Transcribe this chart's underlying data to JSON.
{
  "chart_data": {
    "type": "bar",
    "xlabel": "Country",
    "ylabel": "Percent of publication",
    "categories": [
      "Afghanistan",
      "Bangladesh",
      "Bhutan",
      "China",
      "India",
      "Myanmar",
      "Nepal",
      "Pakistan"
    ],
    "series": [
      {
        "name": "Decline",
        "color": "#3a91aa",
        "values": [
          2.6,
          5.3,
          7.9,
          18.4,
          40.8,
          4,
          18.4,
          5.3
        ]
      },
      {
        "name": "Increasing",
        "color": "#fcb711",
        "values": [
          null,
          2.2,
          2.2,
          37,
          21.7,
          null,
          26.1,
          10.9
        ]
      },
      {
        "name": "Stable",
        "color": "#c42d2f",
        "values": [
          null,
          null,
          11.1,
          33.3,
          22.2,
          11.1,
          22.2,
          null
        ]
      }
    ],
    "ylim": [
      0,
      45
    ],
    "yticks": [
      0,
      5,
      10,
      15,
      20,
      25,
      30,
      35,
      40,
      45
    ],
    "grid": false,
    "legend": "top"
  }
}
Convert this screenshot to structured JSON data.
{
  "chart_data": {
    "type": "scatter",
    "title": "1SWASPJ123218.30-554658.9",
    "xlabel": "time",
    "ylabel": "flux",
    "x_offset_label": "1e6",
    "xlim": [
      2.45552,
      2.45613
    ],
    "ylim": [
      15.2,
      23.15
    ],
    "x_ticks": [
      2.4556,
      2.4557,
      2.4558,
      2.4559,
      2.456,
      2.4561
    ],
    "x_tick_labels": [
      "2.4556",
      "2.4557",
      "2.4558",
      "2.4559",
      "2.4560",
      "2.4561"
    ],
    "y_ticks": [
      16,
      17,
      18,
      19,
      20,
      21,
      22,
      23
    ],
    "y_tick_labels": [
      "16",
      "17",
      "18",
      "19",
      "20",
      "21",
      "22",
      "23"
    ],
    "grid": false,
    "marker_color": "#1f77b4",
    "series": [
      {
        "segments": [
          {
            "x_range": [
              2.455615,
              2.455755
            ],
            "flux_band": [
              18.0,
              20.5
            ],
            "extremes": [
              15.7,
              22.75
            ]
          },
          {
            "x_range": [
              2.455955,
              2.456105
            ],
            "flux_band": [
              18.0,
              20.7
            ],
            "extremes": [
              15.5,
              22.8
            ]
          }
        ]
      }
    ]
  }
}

## PROBLEM DETAILS
Every record above must be duplicated exactly.

## EXERCISE RESULT
Transcribe this chart's underlying data to JSON.
{
  "chart_data": {
    "type": "bar",
    "xlabel": "Country",
    "ylabel": "Percent of publication",
    "categories": [
      "Afghanistan",
      "Bangladesh",
      "Bhutan",
      "China",
      "India",
      "Myanmar",
      "Nepal",
      "Pakistan"
    ],
    "series": [
      {
        "name": "Decline",
        "color": "#3a91aa",
        "values": [
          2.6,
          5.3,
          7.9,
          18.4,
          40.8,
          4,
          18.4,
          5.3
        ]
      },
      {
        "name": "Increasing",
        "color": "#fcb711",
        "values": [
          null,
          2.2,
          2.2,
          37,
          21.7,
          null,
          26.1,
          10.9
        ]
      },
      {
        "name": "Stable",
        "color": "#c42d2f",
        "values": [
          null,
          null,
          11.1,
          33.3,
          22.2,
          11.1,
          22.2,
          null
        ]
      }
    ],
    "ylim": [
      0,
      45
    ],
    "yticks": [
      0,
      5,
      10,
      15,
      20,
      25,
      30,
      35,
      40,
      45
    ],
    "grid": false,
    "legend": "top"
  }
}
Convert this screenshot to structured JSON data.
{
  "chart_data": {
    "type": "scatter",
    "title": "1SWASPJ123218.30-554658.9",
    "xlabel": "time",
    "ylabel": "flux",
    "x_offset_label": "1e6",
    "xlim": [
      2.45552,
      2.45613
    ],
    "ylim": [
      15.2,
      23.15
    ],
    "x_ticks": [
      2.4556,
      2.4557,
      2.4558,
      2.4559,
      2.456,
      2.4561
    ],
    "x_tick_labels": [
      "2.4556",
      "2.4557",
      "2.4558",
      "2.4559",
      "2.4560",
      "2.4561"
    ],
    "y_ticks": [
      16,
      17,
      18,
      19,
      20,
      21,
      22,
      23
    ],
    "y_tick_labels": [
      "16",
      "17",
      "18",
      "19",
      "20",
      "21",
      "22",
      "23"
    ],
    "grid": false,
    "marker_color": "#1f77b4",
    "series": [
      {
        "segments": [
          {
            "x_range": [
              2.455615,
              2.455755
            ],
            "flux_band": [
              18.0,
              20.5
            ],
            "extremes": [
              15.7,
              22.75
            ]
          },
          {
            "x_range": [
              2.455955,
              2.456105
            ],
            "flux_band": [
              18.0,
              20.7
            ],
            "extremes": [
              15.5,
              22.8
            ]
          }
        ]
      }
    ]
  }
}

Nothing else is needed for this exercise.